[Collected data]

Start

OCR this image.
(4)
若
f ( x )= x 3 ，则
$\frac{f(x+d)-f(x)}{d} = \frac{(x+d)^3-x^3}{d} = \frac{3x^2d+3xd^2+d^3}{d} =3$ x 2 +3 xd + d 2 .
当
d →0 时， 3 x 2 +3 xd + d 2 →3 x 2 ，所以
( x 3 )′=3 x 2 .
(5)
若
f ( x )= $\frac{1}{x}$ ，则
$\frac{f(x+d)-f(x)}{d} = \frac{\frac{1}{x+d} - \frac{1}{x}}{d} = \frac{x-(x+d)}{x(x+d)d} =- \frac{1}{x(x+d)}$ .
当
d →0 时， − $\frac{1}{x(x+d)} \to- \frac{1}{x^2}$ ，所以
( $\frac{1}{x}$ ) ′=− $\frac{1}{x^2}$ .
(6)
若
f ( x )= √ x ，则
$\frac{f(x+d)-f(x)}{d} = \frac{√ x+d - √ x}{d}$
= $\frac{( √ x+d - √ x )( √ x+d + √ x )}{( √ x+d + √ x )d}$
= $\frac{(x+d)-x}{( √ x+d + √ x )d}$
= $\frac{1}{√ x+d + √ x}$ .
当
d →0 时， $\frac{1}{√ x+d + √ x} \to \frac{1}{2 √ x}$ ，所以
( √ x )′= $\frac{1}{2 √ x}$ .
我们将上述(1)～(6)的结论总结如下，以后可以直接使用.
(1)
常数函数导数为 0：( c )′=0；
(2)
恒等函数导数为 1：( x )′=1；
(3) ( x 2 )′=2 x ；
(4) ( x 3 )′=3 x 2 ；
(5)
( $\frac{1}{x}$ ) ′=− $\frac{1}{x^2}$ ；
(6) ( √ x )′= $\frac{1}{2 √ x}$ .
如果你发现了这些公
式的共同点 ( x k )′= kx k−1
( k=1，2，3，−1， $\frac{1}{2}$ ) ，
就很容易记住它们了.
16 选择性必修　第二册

End

__TASK INSTRUCTIONS__.
Every entry in the listing must be retyped exactly.

__THE OUTPUT__.
OCR this image.
(4)
若
f ( x )= x 3 ，则
$\frac{f(x+d)-f(x)}{d} = \frac{(x+d)^3-x^3}{d} = \frac{3x^2d+3xd^2+d^3}{d} =3$ x 2 +3 xd + d 2 .
当
d →0 时， 3 x 2 +3 xd + d 2 →3 x 2 ，所以
( x 3 )′=3 x 2 .
(5)
若
f ( x )= $\frac{1}{x}$ ，则
$\frac{f(x+d)-f(x)}{d} = \frac{\frac{1}{x+d} - \frac{1}{x}}{d} = \frac{x-(x+d)}{x(x+d)d} =- \frac{1}{x(x+d)}$ .
当
d →0 时， − $\frac{1}{x(x+d)} \to- \frac{1}{x^2}$ ，所以
( $\frac{1}{x}$ ) ′=− $\frac{1}{x^2}$ .
(6)
若
f ( x )= √ x ，则
$\frac{f(x+d)-f(x)}{d} = \frac{√ x+d - √ x}{d}$
= $\frac{( √ x+d - √ x )( √ x+d + √ x )}{( √ x+d + √ x )d}$
= $\frac{(x+d)-x}{( √ x+d + √ x )d}$
= $\frac{1}{√ x+d + √ x}$ .
当
d →0 时， $\frac{1}{√ x+d + √ x} \to \frac{1}{2 √ x}$ ，所以
( √ x )′= $\frac{1}{2 √ x}$ .
我们将上述(1)～(6)的结论总结如下，以后可以直接使用.
(1)
常数函数导数为 0：( c )′=0；
(2)
恒等函数导数为 1：( x )′=1；
(3) ( x 2 )′=2 x ；
(4) ( x 3 )′=3 x 2 ；
(5)
( $\frac{1}{x}$ ) ′=− $\frac{1}{x^2}$ ；
(6) ( √ x )′= $\frac{1}{2 √ x}$ .
如果你发现了这些公
式的共同点 ( x k )′= kx k−1
( k=1，2，3，−1， $\frac{1}{2}$ ) ，
就很容易记住它们了.
16 选择性必修　第二册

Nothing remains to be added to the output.